----- PROVIDED ENTRIES -----
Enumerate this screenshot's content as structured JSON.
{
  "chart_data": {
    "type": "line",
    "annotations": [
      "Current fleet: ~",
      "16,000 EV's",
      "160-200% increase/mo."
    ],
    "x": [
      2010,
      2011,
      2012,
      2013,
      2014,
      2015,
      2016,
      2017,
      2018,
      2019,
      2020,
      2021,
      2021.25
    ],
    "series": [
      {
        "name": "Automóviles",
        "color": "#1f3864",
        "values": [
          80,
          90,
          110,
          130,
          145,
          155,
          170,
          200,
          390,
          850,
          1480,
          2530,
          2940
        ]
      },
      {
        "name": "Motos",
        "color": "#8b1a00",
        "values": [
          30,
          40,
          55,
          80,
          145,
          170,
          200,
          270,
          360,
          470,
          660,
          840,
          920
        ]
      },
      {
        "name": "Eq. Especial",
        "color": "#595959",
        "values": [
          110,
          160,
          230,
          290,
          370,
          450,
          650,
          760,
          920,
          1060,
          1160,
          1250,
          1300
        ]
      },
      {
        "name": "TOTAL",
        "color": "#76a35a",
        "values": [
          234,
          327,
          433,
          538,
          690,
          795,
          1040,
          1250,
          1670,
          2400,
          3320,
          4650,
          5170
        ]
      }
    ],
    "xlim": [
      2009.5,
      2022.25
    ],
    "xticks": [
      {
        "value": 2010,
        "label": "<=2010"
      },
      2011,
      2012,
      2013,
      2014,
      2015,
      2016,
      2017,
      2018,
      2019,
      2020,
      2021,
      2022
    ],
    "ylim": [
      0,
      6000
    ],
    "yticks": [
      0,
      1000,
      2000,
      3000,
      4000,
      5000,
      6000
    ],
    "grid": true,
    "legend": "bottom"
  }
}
-----
→ JOB
Above are the records; copy all of them exactly.

→ WRITTEN ANSWER
Enumerate this screenshot's content as structured JSON.
{
  "chart_data": {
    "type": "line",
    "annotations": [
      "Current fleet: ~",
      "16,000 EV's",
      "160-200% increase/mo."
    ],
    "x": [
      2010,
      2011,
      2012,
      2013,
      2014,
      2015,
      2016,
      2017,
      2018,
      2019,
      2020,
      2021,
      2021.25
    ],
    "series": [
      {
        "name": "Automóviles",
        "color": "#1f3864",
        "values": [
          80,
          90,
          110,
          130,
          145,
          155,
          170,
          200,
          390,
          850,
          1480,
          2530,
          2940
        ]
      },
      {
        "name": "Motos",
        "color": "#8b1a00",
        "values": [
          30,
          40,
          55,
          80,
          145,
          170,
          200,
          270,
          360,
          470,
          660,
          840,
          920
        ]
      },
      {
        "name": "Eq. Especial",
        "color": "#595959",
        "values": [
          110,
          160,
          230,
          290,
          370,
          450,
          650,
          760,
          920,
          1060,
          1160,
          1250,
          1300
        ]
      },
      {
        "name": "TOTAL",
        "color": "#76a35a",
        "values": [
          234,
          327,
          433,
          538,
          690,
          795,
          1040,
          1250,
          1670,
          2400,
          3320,
          4650,
          5170
        ]
      }
    ],
    "xlim": [
      2009.5,
      2022.25
    ],
    "xticks": [
      {
        "value": 2010,
        "label": "<=2010"
      },
      2011,
      2012,
      2013,
      2014,
      2015,
      2016,
      2017,
      2018,
      2019,
      2020,
      2021,
      2022
    ],
    "ylim": [
      0,
      6000
    ],
    "yticks": [
      0,
      1000,
      2000,
      3000,
      4000,
      5000,
      6000
    ],
    "grid": true,
    "legend": "bottom"
  }
}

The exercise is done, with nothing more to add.